- Problem description
Print all of the data exactly.

****************************************

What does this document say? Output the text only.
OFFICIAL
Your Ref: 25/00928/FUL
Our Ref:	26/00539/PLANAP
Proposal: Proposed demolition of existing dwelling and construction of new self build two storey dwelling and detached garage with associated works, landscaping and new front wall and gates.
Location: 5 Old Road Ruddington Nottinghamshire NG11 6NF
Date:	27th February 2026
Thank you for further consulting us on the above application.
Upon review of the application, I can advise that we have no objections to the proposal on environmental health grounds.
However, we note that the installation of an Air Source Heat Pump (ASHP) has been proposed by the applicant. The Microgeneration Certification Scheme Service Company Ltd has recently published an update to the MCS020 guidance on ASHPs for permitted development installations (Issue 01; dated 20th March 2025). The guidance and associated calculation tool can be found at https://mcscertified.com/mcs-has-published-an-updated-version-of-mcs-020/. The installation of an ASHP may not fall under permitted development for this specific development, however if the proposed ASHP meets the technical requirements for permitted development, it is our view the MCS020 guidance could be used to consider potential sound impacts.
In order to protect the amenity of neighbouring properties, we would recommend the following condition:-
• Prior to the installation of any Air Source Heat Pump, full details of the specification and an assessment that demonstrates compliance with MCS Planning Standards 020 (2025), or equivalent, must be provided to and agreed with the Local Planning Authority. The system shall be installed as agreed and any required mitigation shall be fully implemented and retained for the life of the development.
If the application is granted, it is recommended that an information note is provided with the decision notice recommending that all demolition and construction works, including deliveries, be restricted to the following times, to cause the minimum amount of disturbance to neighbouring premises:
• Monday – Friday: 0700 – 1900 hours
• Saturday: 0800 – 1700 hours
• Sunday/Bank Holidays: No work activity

****************************************

- Answer to the problem
What does this document say? Output the text only.
OFFICIAL
Your Ref: 25/00928/FUL
Our Ref:	26/00539/PLANAP
Proposal: Proposed demolition of existing dwelling and construction of new self build two storey dwelling and detached garage with associated works, landscaping and new front wall and gates.
Location: 5 Old Road Ruddington Nottinghamshire NG11 6NF
Date:	27th February 2026
Thank you for further consulting us on the above application.
Upon review of the application, I can advise that we have no objections to the proposal on environmental health grounds.
However, we note that the installation of an Air Source Heat Pump (ASHP) has been proposed by the applicant. The Microgeneration Certification Scheme Service Company Ltd has recently published an update to the MCS020 guidance on ASHPs for permitted development installations (Issue 01; dated 20th March 2025). The guidance and associated calculation tool can be found at https://mcscertified.com/mcs-has-published-an-updated-version-of-mcs-020/. The installation of an ASHP may not fall under permitted development for this specific development, however if the proposed ASHP meets the technical requirements for permitted development, it is our view the MCS020 guidance could be used to consider potential sound impacts.
In order to protect the amenity of neighbouring properties, we would recommend the following condition:-
• Prior to the installation of any Air Source Heat Pump, full details of the specification and an assessment that demonstrates compliance with MCS Planning Standards 020 (2025), or equivalent, must be provided to and agreed with the Local Planning Authority. The system shall be installed as agreed and any required mitigation shall be fully implemented and retained for the life of the development.
If the application is granted, it is recommended that an information note is provided with the decision notice recommending that all demolition and construction works, including deliveries, be restricted to the following times, to cause the minimum amount of disturbance to neighbouring premises:
• Monday – Friday: 0700 – 1900 hours
• Saturday: 0800 – 1700 hours
• Sunday/Bank Holidays: No work activity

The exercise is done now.